Aim
Output the full listing below exactly, without the pictures.

Provided material
● ● ● ●

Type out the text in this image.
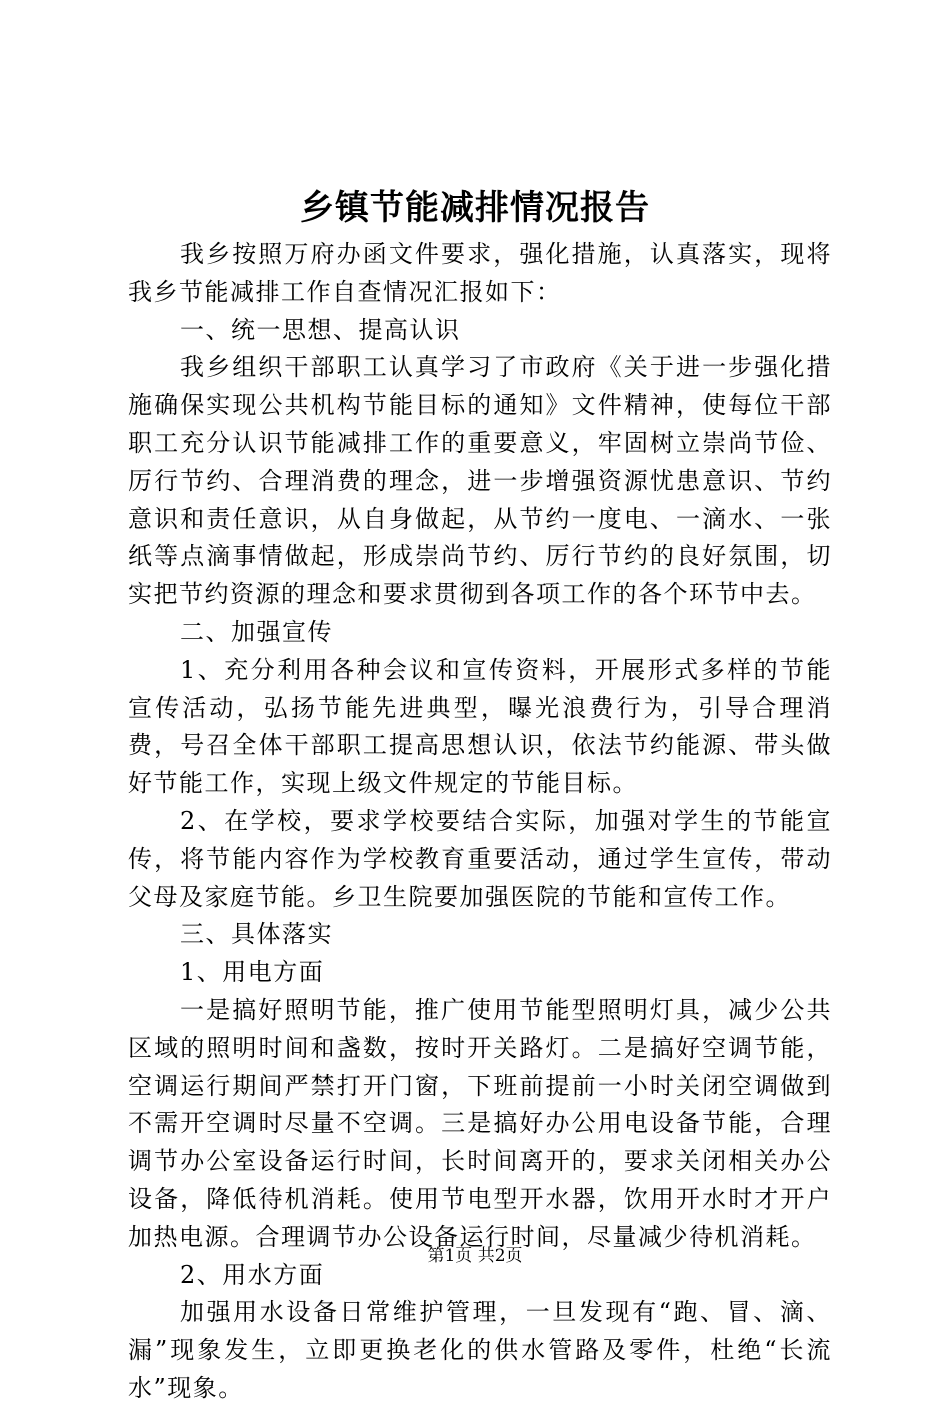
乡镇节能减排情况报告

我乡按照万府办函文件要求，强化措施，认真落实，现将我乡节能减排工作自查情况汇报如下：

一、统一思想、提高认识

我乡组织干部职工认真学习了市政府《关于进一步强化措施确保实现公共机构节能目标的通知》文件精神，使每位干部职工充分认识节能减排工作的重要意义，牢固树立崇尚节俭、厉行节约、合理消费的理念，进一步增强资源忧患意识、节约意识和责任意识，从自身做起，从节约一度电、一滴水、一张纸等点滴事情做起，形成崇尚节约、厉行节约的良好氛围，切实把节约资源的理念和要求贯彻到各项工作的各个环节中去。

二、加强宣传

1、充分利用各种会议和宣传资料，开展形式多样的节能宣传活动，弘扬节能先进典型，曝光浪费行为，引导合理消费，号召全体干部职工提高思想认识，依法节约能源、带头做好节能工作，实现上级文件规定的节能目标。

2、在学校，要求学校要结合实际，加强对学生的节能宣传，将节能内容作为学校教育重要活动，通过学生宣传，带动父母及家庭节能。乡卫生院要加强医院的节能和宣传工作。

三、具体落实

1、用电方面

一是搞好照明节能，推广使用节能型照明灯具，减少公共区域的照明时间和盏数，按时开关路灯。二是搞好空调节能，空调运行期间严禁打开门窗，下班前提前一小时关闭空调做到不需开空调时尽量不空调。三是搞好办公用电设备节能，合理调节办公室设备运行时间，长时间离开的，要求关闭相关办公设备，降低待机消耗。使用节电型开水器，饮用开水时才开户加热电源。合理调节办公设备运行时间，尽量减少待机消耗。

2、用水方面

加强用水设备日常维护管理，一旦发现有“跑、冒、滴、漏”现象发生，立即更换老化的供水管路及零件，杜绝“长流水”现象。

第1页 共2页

● ● ● ●

The answer
Type out the text in this image.
乡镇节能减排情况报告

我乡按照万府办函文件要求，强化措施，认真落实，现将我乡节能减排工作自查情况汇报如下：

一、统一思想、提高认识

我乡组织干部职工认真学习了市政府《关于进一步强化措施确保实现公共机构节能目标的通知》文件精神，使每位干部职工充分认识节能减排工作的重要意义，牢固树立崇尚节俭、厉行节约、合理消费的理念，进一步增强资源忧患意识、节约意识和责任意识，从自身做起，从节约一度电、一滴水、一张纸等点滴事情做起，形成崇尚节约、厉行节约的良好氛围，切实把节约资源的理念和要求贯彻到各项工作的各个环节中去。

二、加强宣传

1、充分利用各种会议和宣传资料，开展形式多样的节能宣传活动，弘扬节能先进典型，曝光浪费行为，引导合理消费，号召全体干部职工提高思想认识，依法节约能源、带头做好节能工作，实现上级文件规定的节能目标。

2、在学校，要求学校要结合实际，加强对学生的节能宣传，将节能内容作为学校教育重要活动，通过学生宣传，带动父母及家庭节能。乡卫生院要加强医院的节能和宣传工作。

三、具体落实

1、用电方面

一是搞好照明节能，推广使用节能型照明灯具，减少公共区域的照明时间和盏数，按时开关路灯。二是搞好空调节能，空调运行期间严禁打开门窗，下班前提前一小时关闭空调做到不需开空调时尽量不空调。三是搞好办公用电设备节能，合理调节办公室设备运行时间，长时间离开的，要求关闭相关办公设备，降低待机消耗。使用节电型开水器，饮用开水时才开户加热电源。合理调节办公设备运行时间，尽量减少待机消耗。

2、用水方面

加强用水设备日常维护管理，一旦发现有“跑、冒、滴、漏”现象发生，立即更换老化的供水管路及零件，杜绝“长流水”现象。

第1页 共2页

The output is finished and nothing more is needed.